▶ WHAT TO WORK ON:
Gather the lines that hold the string "this".

Extracted data entries
>>>

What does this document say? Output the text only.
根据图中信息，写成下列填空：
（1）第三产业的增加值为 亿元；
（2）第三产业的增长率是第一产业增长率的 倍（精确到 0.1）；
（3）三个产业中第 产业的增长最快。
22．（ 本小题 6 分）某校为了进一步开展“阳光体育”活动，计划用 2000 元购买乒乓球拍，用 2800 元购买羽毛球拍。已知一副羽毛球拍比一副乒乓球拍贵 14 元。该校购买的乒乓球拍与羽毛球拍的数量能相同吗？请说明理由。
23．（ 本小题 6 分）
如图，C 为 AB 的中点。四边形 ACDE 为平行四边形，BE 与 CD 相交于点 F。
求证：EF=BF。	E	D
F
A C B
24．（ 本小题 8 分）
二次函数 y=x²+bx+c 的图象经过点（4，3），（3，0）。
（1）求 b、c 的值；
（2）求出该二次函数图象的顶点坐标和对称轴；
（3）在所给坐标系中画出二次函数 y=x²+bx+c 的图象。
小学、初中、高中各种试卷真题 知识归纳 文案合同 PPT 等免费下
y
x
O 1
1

<<<
>>>

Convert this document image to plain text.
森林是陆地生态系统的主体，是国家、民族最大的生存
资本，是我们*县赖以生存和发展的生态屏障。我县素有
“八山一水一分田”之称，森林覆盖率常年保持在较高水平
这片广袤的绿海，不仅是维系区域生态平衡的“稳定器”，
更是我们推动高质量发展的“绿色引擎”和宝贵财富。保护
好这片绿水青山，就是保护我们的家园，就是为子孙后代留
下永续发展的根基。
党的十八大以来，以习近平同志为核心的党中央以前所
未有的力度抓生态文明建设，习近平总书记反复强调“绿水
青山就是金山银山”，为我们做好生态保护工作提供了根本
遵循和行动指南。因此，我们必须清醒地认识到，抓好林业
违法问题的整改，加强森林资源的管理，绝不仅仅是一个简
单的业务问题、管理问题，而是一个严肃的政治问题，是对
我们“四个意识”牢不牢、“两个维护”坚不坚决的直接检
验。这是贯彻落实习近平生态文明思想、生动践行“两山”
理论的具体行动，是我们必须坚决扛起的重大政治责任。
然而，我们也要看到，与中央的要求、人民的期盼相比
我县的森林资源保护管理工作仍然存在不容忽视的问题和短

<<<
>>>

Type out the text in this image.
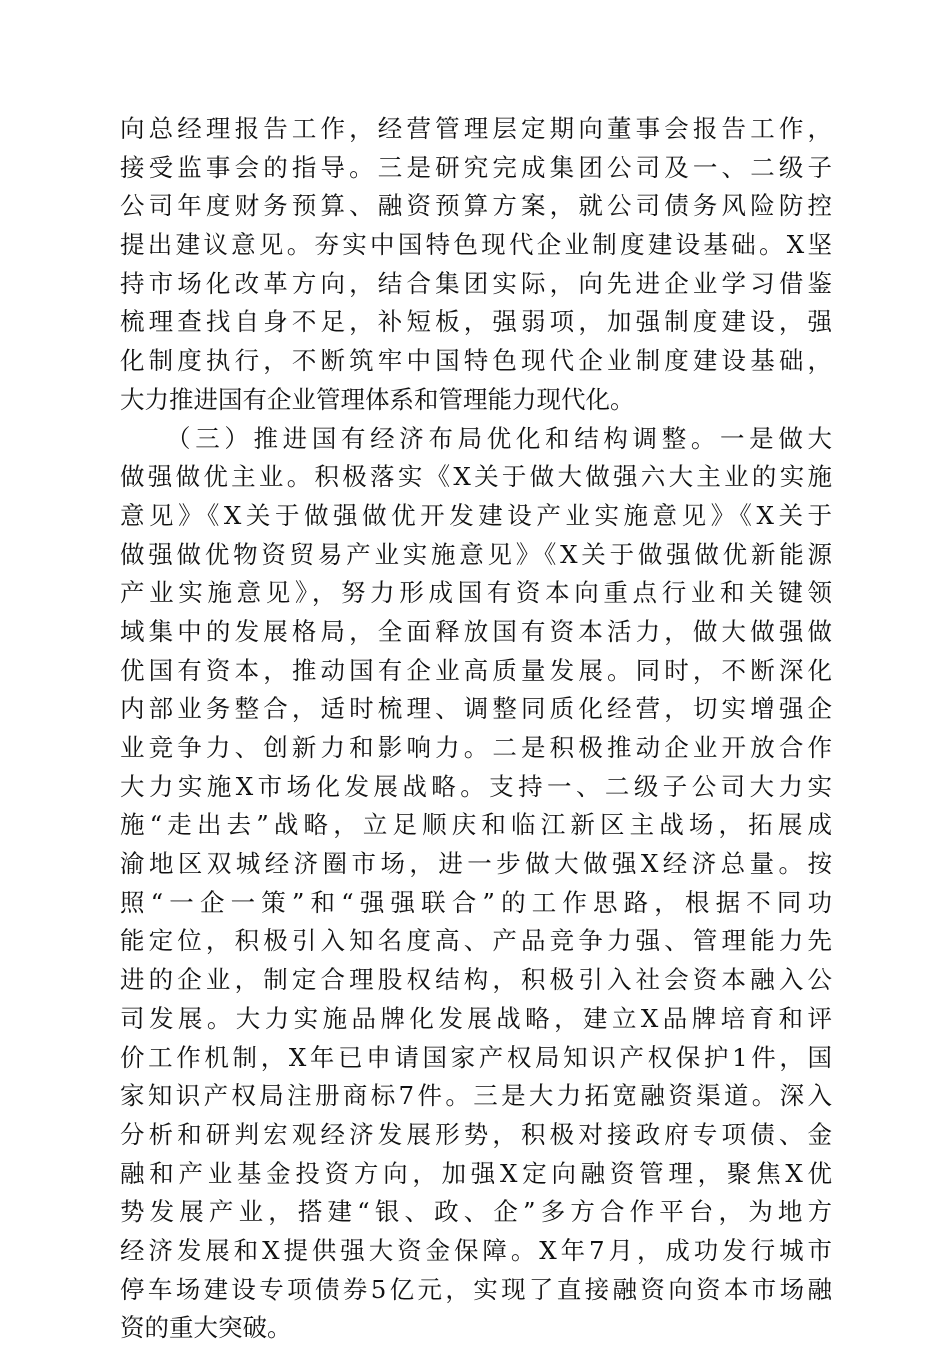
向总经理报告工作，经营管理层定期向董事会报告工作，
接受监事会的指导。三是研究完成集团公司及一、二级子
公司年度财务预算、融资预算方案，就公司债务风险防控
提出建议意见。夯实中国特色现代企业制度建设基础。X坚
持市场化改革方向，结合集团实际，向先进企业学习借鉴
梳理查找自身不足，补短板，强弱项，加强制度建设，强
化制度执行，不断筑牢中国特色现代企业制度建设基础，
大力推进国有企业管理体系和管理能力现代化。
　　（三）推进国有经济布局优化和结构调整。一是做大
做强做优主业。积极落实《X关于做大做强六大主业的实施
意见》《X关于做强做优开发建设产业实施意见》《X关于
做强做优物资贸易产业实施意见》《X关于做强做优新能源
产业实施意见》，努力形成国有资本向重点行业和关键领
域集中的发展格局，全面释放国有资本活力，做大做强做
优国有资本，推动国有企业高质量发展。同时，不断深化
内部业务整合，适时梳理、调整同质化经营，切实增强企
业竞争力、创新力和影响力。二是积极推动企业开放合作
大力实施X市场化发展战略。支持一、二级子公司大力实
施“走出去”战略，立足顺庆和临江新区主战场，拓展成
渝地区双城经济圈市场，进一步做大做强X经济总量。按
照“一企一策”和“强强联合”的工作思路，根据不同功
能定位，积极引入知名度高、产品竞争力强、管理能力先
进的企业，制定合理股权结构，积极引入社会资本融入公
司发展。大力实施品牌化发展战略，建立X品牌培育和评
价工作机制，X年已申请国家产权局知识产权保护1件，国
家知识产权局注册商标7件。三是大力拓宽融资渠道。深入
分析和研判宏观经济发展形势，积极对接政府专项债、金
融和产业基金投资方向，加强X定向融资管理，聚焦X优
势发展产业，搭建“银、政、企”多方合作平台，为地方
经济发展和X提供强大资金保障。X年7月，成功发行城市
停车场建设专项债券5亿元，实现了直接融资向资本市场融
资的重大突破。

<<<

▶ THE RESULT:
What does this document say? Output the text only.
Convert this document image to plain text.
Type out the text in this image.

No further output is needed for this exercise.